STUDY TEXT
········
Friday, September 24, 2010

The Secret to Happiness

When bounding on my way to the office this morning I chanced to cross paths with His Lordship walking his faithful mixed breed. I was somewhat astonished – though I realize now I never should have been – by his response to my cheerful enquiry whether everything was well in the Best of All Possible Worlds. Though I cannot now recall them, his exact words were less than aflame, the essence being more in keeping with a measured degree of cheerlessness. As I say, this intrigues me and for a couple of reasons. First, I admit to complete unpreparedness for the possible misery of others. This is no doubt the sad product of an unflattering tendency of mine generally to put on the blinkers insofar as the concerns of the world are relevant. Second, I made the mistake no doubt made by many others; viz., to imagine that certain people just haven’t the right to be dejected in view of their perceived abundance. Life of course proves time and again that it is indiscriminate in both its bounty and its deprivation.

Friday, September 17, 2010

End of Week

It's 3:30 a.m. on Friday morning. A half-hour ago it seemed the most appropriate thing in the world to arise from the downy lair and get into the thick of things. There is something persuasive about a Friday, particularly when I know that my current agenda isn't burdensome. I won't say it competes with the anticipation of Christmas morning, but there is unquestionably an element of titillation to a Friday, the end of week.

Frequently I am less than enthusiastic about Fridays. The day is after all seemingly the day of choice for real estate agents to complete residential purchase transactions, a choice which oddly ignores the fact that if there are any serious delays, the delay is compounded by the upcoming weekend when it is quite impossible to do any business. I have never understood this preference for end of week when there are four other perfectly sound days upon which to conclude one's dealings. The only thing worse is the agents' pitiless obsession with a Friday at the end of the month, as though it were somehow necessary to do everything at the last minute, causing maximum stress and strain upon the system generally, not to mention importing the lower class vernacular of tenancy.

Tuesday, September 14, 2010

Fresh Start

While for some the subject of a fresh start is strictly seasonal and best reserved for springtime elucidation when the metaphors of rebirth lend themselves to enlargement upon the topic, it is my personal experience that the theme is relevant at almost any time of the year, though admittedly frequently more à propos rough water than melting snow. It is nevertheless in principle true that a fresh start can be as innocuous as a haircut or as forceful as a divorce. While I won’t of course suggest that there is otherwise no significant difference between the two, the disparity at least illustrates that the thrust of the particular fresh start depends very much upon where one is in life. Let’s face it there are times when all that is required is a bit of remedial work, general housekeeping so to speak, a brushing up; whereas at others a more strategic and even calamitous emendation is of necessity. In either case, the focus is not upon the disproportionate resolve but rather upon the relieving effect of the undertaking.

Monday, September 13, 2010

Oxymoron as a Culinary Device

One wouldn’t imagine being served haute cuisine in a rustic cabin, but I can vouch from first-hand experience that the same is true! Likewise the juxtaposition of seeming opposites normally reserved for the literary vernacular is equally effective in matters of gastronomy and architecture.
········
(Collection entries)
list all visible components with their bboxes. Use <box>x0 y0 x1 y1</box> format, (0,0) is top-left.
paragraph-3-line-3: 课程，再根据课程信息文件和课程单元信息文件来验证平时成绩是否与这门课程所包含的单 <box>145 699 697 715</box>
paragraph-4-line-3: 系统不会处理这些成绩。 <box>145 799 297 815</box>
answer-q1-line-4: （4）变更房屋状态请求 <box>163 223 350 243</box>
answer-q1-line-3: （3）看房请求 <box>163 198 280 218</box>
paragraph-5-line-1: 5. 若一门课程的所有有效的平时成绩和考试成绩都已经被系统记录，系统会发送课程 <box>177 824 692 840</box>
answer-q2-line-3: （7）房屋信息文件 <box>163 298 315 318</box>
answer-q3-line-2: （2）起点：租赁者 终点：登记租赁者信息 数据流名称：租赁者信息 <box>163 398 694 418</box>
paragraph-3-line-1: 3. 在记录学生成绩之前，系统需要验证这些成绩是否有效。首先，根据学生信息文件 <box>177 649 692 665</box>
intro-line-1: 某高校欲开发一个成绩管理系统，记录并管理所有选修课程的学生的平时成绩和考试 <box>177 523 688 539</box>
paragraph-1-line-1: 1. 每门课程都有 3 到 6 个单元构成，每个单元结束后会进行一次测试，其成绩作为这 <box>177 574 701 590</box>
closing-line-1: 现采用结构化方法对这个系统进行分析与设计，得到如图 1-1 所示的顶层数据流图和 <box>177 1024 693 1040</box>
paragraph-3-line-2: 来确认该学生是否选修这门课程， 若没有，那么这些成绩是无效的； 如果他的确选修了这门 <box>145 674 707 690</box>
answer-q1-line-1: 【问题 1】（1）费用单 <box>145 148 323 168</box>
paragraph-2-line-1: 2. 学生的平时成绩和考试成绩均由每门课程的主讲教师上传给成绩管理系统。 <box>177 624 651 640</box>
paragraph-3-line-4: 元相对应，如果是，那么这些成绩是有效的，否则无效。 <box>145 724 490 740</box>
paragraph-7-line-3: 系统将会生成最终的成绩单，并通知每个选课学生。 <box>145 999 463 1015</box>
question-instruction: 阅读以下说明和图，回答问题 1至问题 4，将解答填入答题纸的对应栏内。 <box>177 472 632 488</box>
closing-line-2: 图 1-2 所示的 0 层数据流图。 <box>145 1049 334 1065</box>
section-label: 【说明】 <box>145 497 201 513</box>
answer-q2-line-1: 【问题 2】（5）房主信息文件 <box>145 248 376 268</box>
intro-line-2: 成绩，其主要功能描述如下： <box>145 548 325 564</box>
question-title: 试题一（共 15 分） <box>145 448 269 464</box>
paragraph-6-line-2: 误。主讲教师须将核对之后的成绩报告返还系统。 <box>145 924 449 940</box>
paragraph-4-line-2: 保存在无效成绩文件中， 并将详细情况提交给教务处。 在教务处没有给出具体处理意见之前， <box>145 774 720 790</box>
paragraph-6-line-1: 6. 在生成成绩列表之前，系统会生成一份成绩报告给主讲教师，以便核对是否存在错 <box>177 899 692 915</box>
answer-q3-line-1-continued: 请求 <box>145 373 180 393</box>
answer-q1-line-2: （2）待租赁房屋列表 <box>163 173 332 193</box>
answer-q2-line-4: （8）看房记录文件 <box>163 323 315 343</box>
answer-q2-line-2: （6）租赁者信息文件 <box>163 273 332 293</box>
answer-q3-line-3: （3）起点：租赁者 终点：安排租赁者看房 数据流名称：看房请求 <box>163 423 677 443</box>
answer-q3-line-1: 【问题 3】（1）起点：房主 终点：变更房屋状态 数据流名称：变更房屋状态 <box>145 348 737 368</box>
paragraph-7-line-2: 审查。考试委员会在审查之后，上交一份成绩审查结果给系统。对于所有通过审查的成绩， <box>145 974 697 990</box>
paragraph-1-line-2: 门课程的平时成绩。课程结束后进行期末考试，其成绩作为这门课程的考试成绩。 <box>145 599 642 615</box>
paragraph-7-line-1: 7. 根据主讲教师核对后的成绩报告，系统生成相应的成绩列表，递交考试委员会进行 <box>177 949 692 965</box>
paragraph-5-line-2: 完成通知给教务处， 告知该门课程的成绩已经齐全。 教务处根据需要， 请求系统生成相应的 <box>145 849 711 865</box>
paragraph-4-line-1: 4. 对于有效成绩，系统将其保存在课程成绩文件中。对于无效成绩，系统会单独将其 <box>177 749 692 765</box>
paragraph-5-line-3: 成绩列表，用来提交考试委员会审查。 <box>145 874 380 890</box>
········
TASK OBJECTIVE
Answer these questions using the blog excerpt above:
1. Whom did the writer meet walking a faithful mixed breed on the way to the office?
2. What time is it at the start of the entry titled "End of Week"?
3. Which two things does the entry titled "Fresh Start" name as examples of a fresh start?

WRITTEN SOLUTION
1. His Lordship.
2. It is 3:30 a.m. on Friday morning.
3. A haircut and a divorce.